Required work
Quote every line below exactly and skip any picture.

Recorded data:
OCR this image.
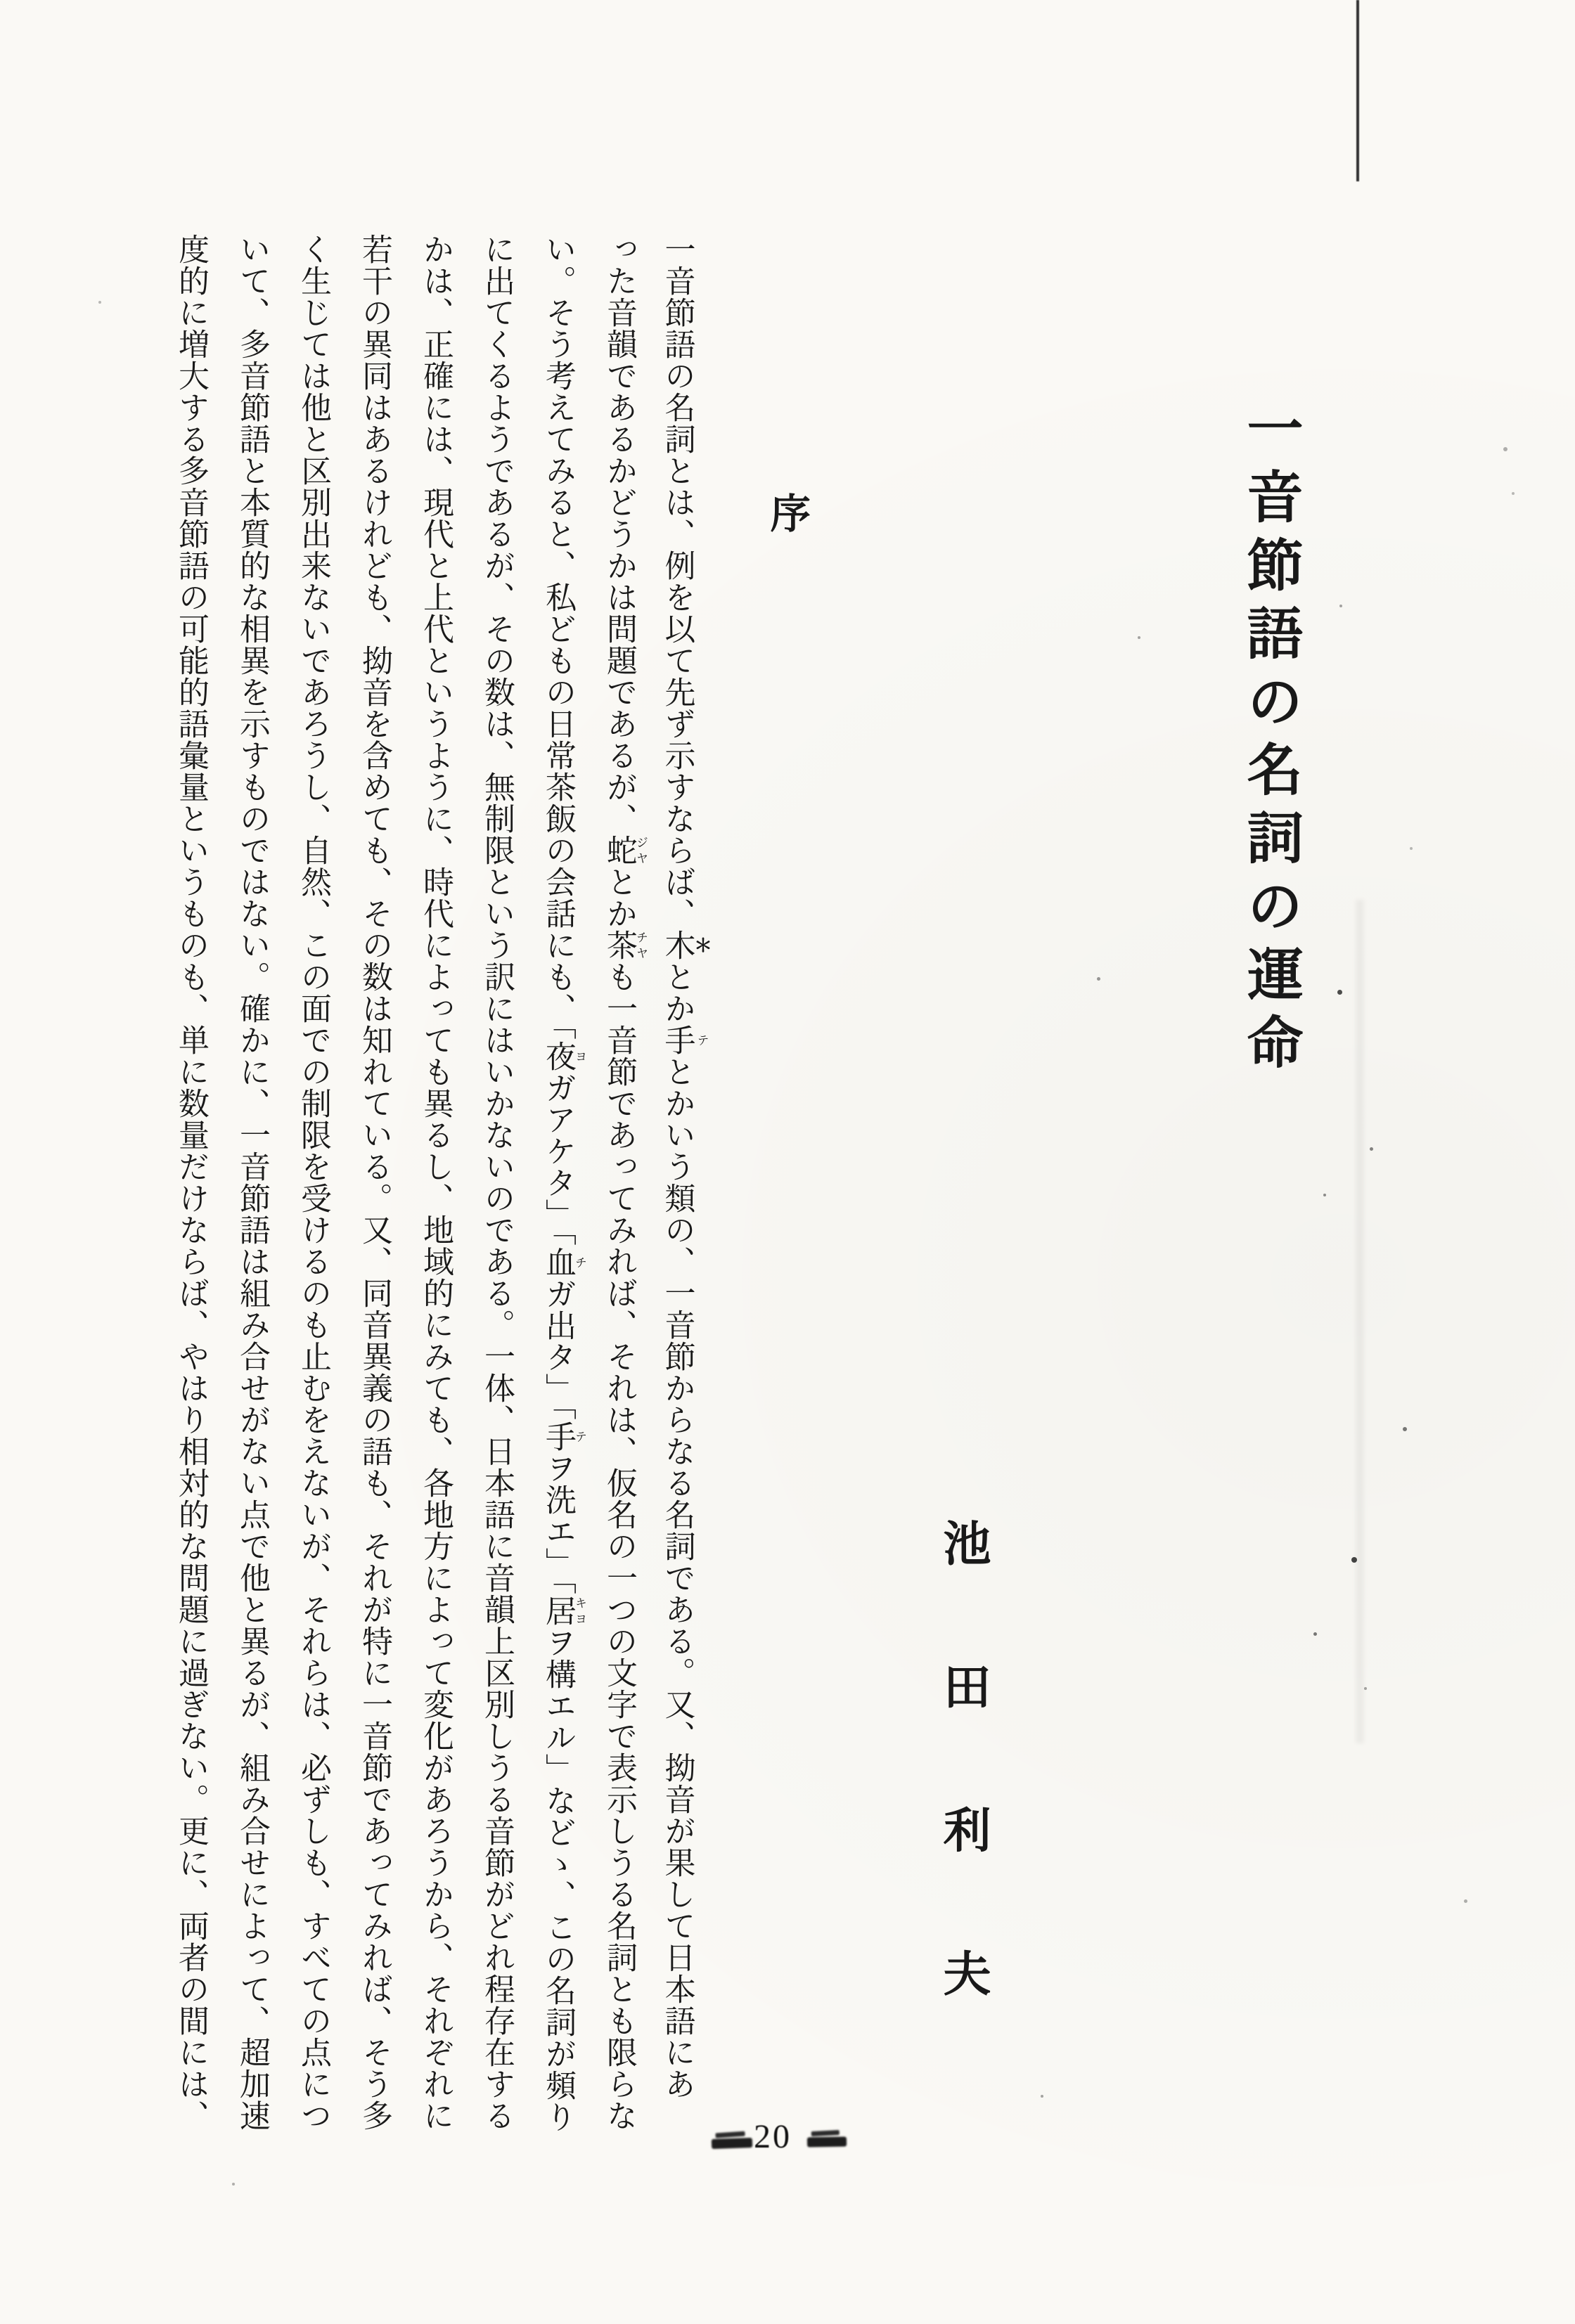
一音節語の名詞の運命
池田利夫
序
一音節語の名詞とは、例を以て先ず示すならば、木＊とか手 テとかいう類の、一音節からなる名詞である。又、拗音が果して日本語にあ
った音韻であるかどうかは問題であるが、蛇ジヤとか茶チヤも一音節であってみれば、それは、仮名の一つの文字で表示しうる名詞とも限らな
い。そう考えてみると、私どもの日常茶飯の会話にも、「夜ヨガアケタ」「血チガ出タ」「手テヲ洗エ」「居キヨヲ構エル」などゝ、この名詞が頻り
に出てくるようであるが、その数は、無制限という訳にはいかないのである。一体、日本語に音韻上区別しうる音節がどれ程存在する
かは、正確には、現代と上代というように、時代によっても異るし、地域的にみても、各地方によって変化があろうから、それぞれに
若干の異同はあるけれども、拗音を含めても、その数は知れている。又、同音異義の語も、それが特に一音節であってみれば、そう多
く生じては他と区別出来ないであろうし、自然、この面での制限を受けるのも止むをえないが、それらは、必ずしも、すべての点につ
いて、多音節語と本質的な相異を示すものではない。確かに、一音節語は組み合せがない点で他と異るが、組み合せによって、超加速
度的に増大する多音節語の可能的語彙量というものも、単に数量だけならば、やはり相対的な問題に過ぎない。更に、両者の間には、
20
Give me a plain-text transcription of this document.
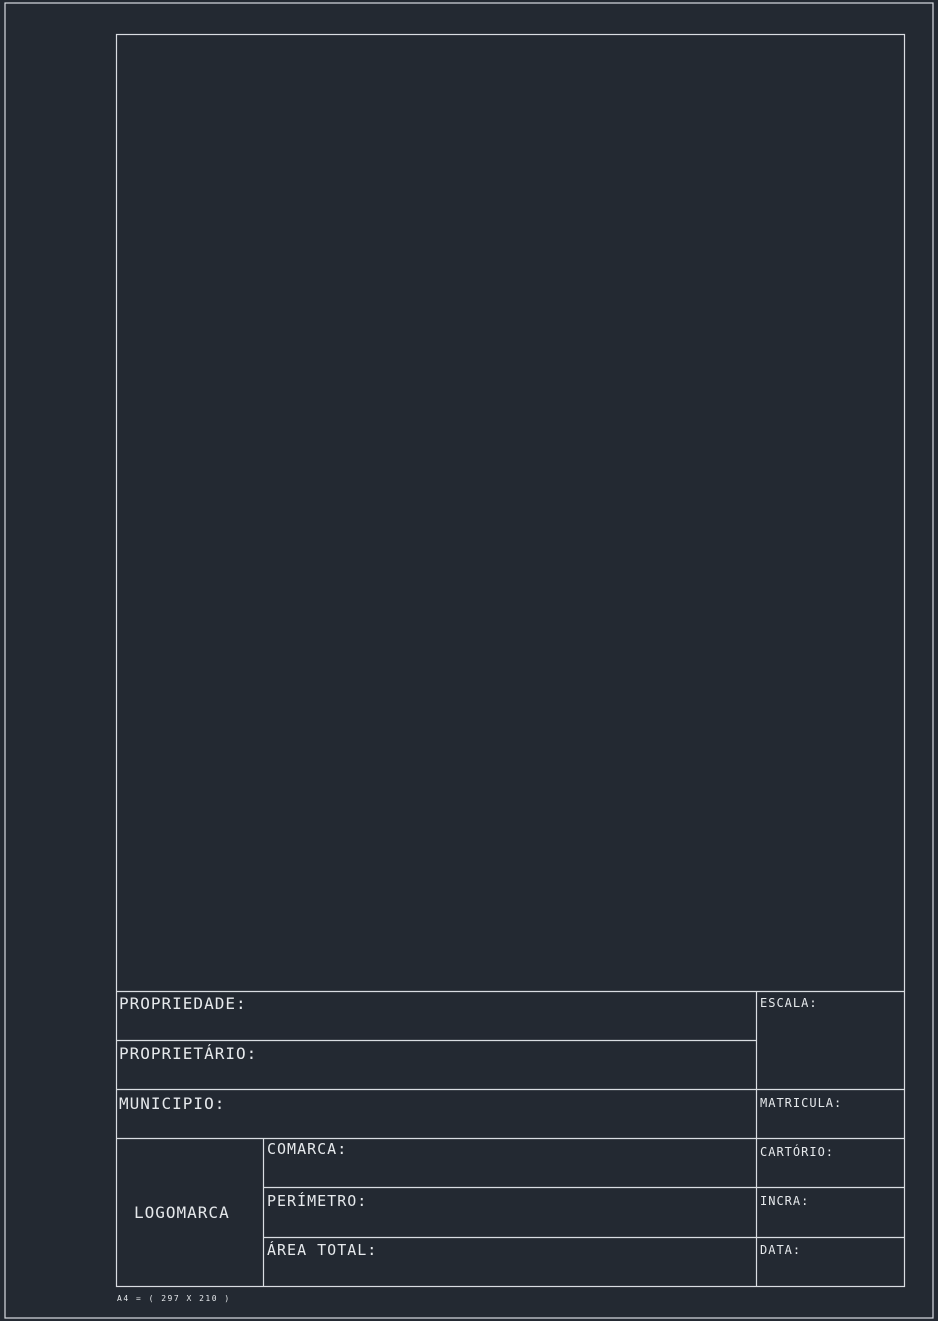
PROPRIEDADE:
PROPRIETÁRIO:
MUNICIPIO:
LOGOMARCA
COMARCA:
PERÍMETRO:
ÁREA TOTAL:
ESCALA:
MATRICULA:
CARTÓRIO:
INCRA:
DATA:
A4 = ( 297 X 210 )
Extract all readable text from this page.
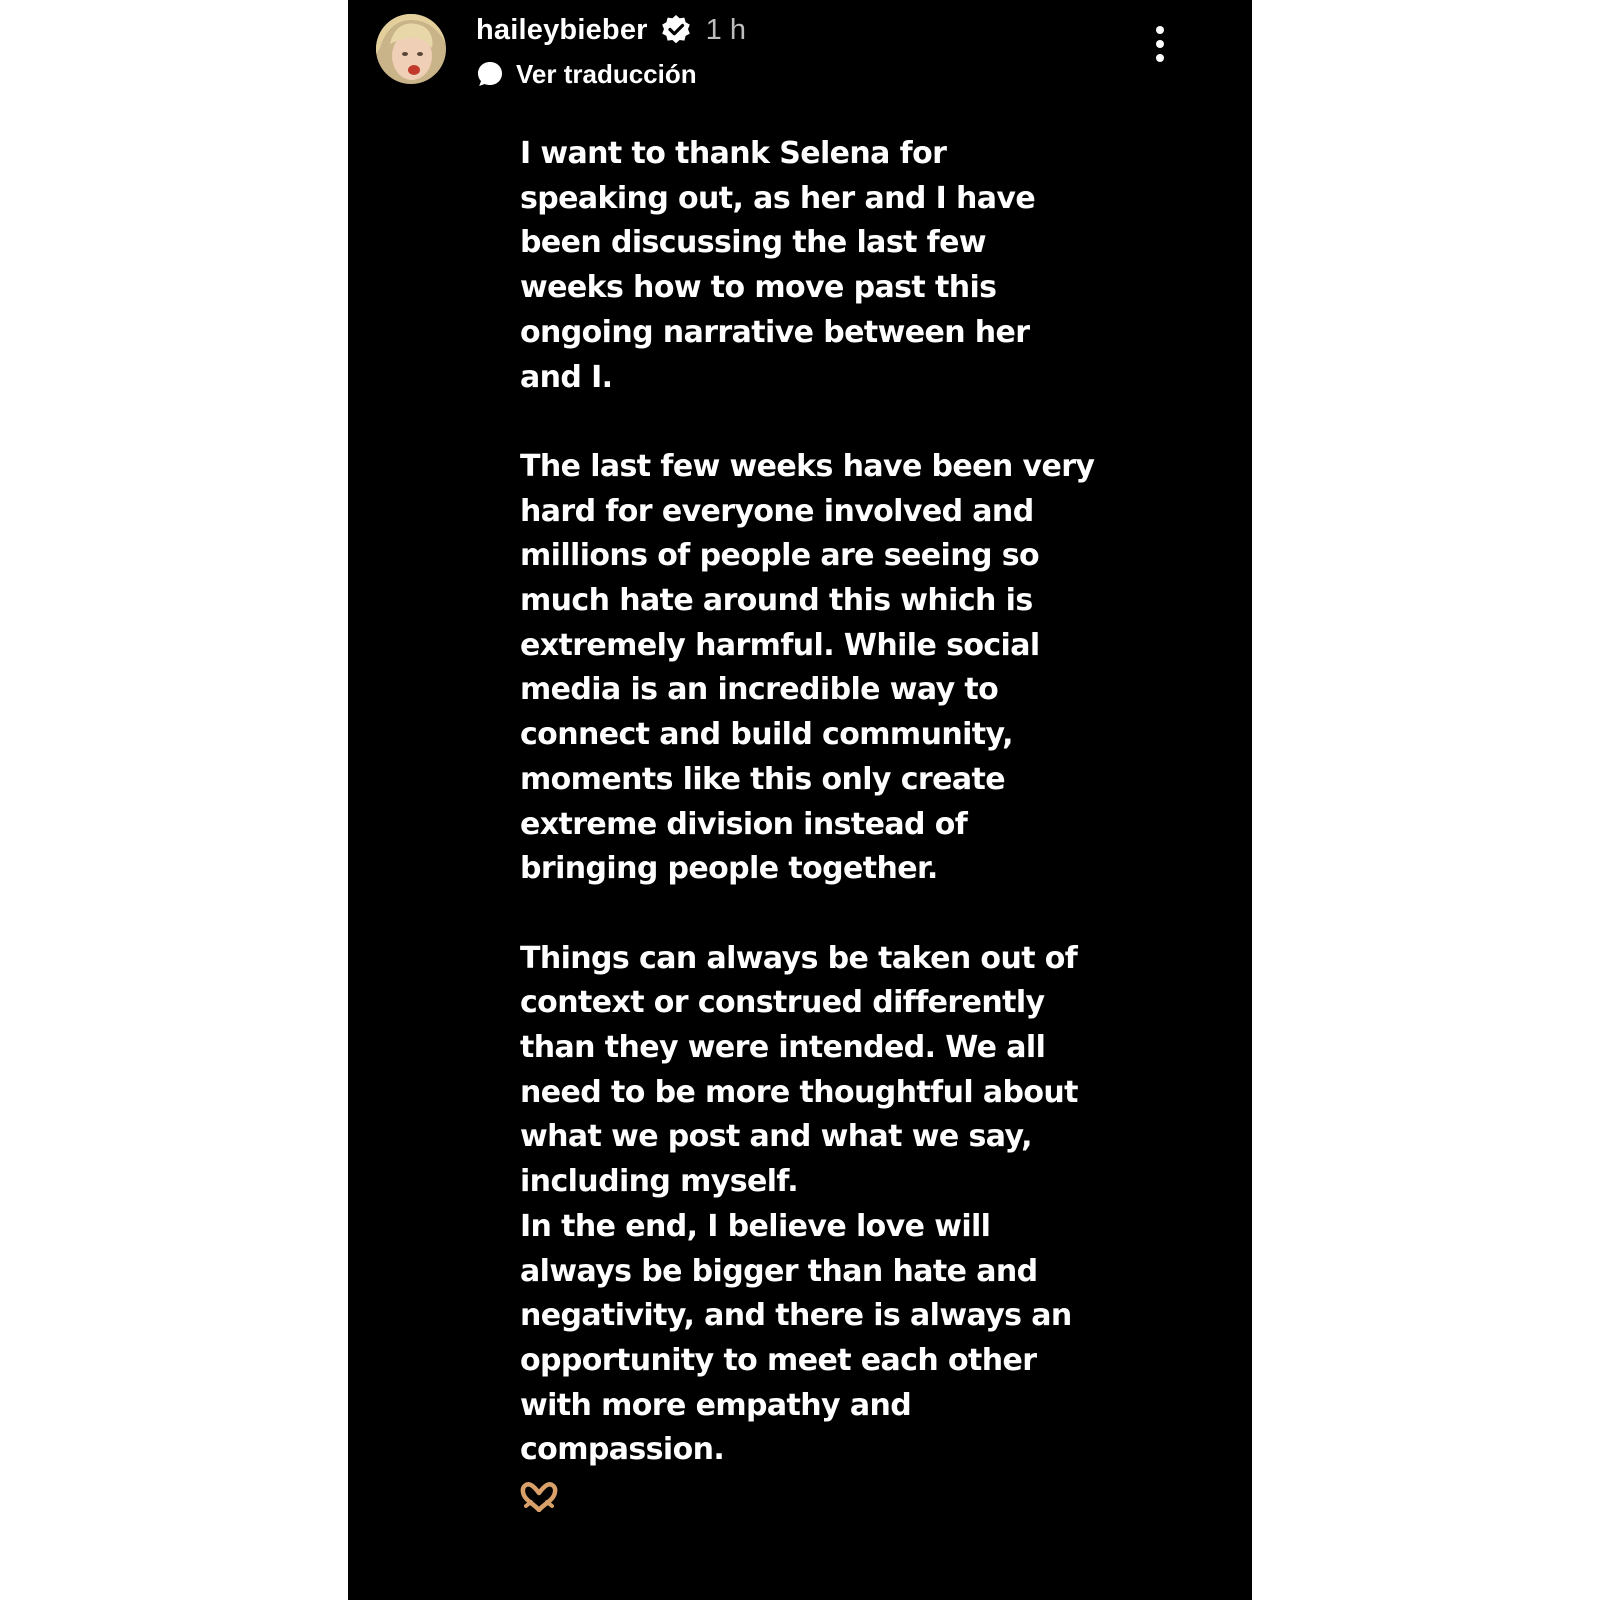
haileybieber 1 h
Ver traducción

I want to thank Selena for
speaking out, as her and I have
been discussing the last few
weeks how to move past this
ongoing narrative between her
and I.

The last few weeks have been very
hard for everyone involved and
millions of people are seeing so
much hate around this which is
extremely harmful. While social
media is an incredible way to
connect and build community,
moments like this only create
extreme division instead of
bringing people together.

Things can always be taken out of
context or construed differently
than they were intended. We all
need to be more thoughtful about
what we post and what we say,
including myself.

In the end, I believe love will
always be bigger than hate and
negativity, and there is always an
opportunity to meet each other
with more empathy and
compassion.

Written solution
OCR this image.
一音節語の名詞の運命
池田利夫
序
一音節語の名詞とは、例を以て先ず示すならば、木＊とか手 テとかいう類の、一音節からなる名詞である。又、拗音が果して日本語にあ
った音韻であるかどうかは問題であるが、蛇ジヤとか茶チヤも一音節であってみれば、それは、仮名の一つの文字で表示しうる名詞とも限らな
い。そう考えてみると、私どもの日常茶飯の会話にも、「夜ヨガアケタ」「血チガ出タ」「手テヲ洗エ」「居キヨヲ構エル」などゝ、この名詞が頻り
に出てくるようであるが、その数は、無制限という訳にはいかないのである。一体、日本語に音韻上区別しうる音節がどれ程存在する
かは、正確には、現代と上代というように、時代によっても異るし、地域的にみても、各地方によって変化があろうから、それぞれに
若干の異同はあるけれども、拗音を含めても、その数は知れている。又、同音異義の語も、それが特に一音節であってみれば、そう多
く生じては他と区別出来ないであろうし、自然、この面での制限を受けるのも止むをえないが、それらは、必ずしも、すべての点につ
いて、多音節語と本質的な相異を示すものではない。確かに、一音節語は組み合せがない点で他と異るが、組み合せによって、超加速
度的に増大する多音節語の可能的語彙量というものも、単に数量だけならば、やはり相対的な問題に過ぎない。更に、両者の間には、
20
Give me a plain-text transcription of this document.
PROPRIEDADE:
PROPRIETÁRIO:
MUNICIPIO:
LOGOMARCA
COMARCA:
PERÍMETRO:
ÁREA TOTAL:
ESCALA:
MATRICULA:
CARTÓRIO:
INCRA:
DATA:
A4 = ( 297 X 210 )
Extract all readable text from this page.
haileybieber 1 h
Ver traducción

I want to thank Selena for
speaking out, as her and I have
been discussing the last few
weeks how to move past this
ongoing narrative between her
and I.

The last few weeks have been very
hard for everyone involved and
millions of people are seeing so
much hate around this which is
extremely harmful. While social
media is an incredible way to
connect and build community,
moments like this only create
extreme division instead of
bringing people together.

Things can always be taken out of
context or construed differently
than they were intended. We all
need to be more thoughtful about
what we post and what we say,
including myself.

In the end, I believe love will
always be bigger than hate and
negativity, and there is always an
opportunity to meet each other
with more empathy and
compassion.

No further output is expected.